_Exercise materials_
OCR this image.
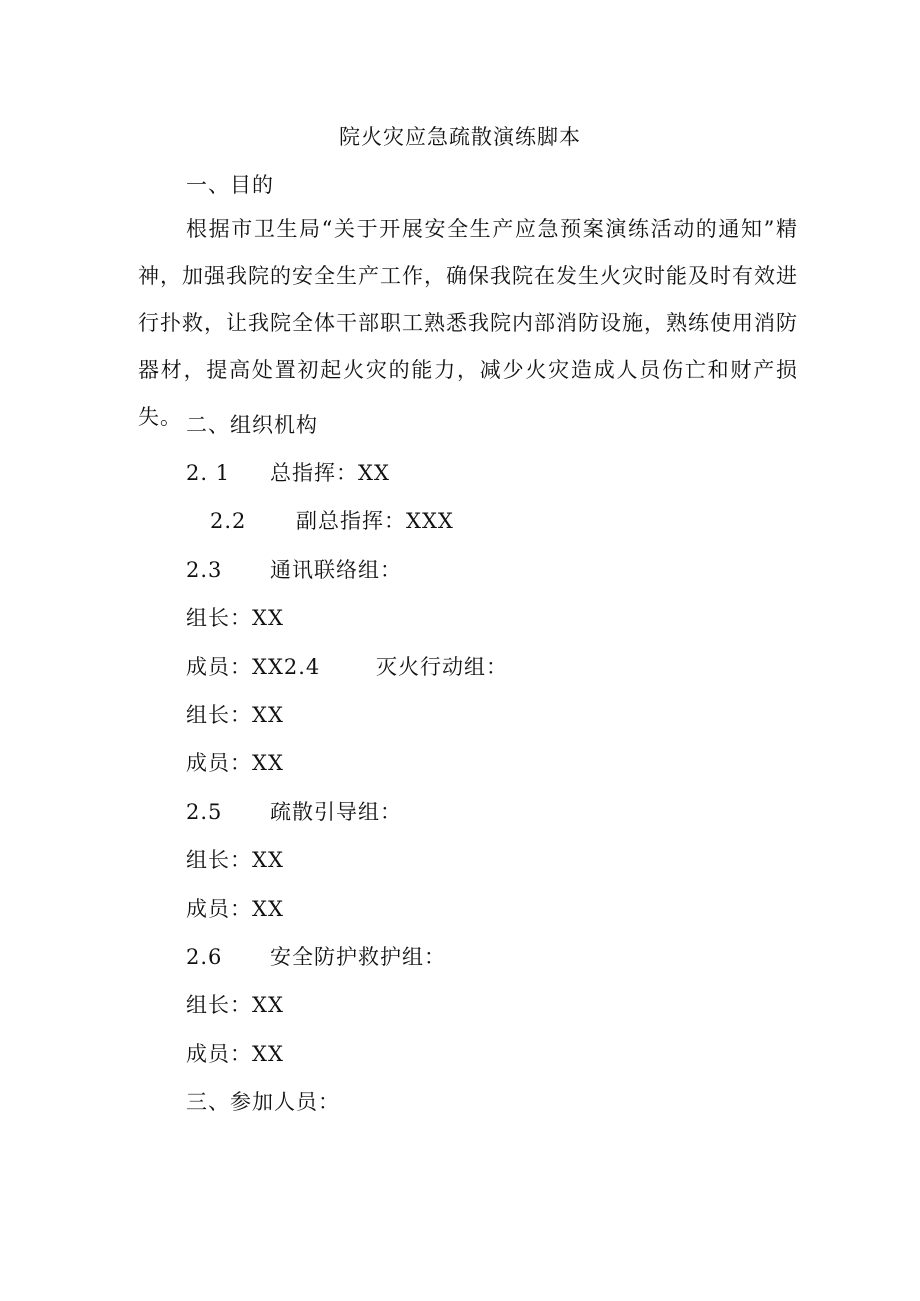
院火灾应急疏散演练脚本
一、目的
根据市卫生局“关于开展安全生产应急预案演练活动的通知”精神，加强我院的安全生产工作，确保我院在发生火灾时能及时有效进行扑救，让我院全体干部职工熟悉我院内部消防设施，熟练使用消防器材，提高处置初起火灾的能力，减少火灾造成人员伤亡和财产损失。 二、组织机构
2. 1 总指挥：XX
2.2 副总指挥：XXX
2.3 通讯联络组：
组长：XX
成员：XX2.4	灭火行动组：
组长：XX
成员：XX
2.5 疏散引导组：
组长：XX
成员：XX
2.6 安全防护救护组：
组长：XX
成员：XX
三、参加人员：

_Short problem_
Every entry above is to be set down exactly; the pictures are to be left out.

_Output for this task_
OCR this image.
院火灾应急疏散演练脚本
一、目的
根据市卫生局“关于开展安全生产应急预案演练活动的通知”精神，加强我院的安全生产工作，确保我院在发生火灾时能及时有效进行扑救，让我院全体干部职工熟悉我院内部消防设施，熟练使用消防器材，提高处置初起火灾的能力，减少火灾造成人员伤亡和财产损失。 二、组织机构
2. 1 总指挥：XX
2.2 副总指挥：XXX
2.3 通讯联络组：
组长：XX
成员：XX2.4	灭火行动组：
组长：XX
成员：XX
2.5 疏散引导组：
组长：XX
成员：XX
2.6 安全防护救护组：
组长：XX
成员：XX
三、参加人员：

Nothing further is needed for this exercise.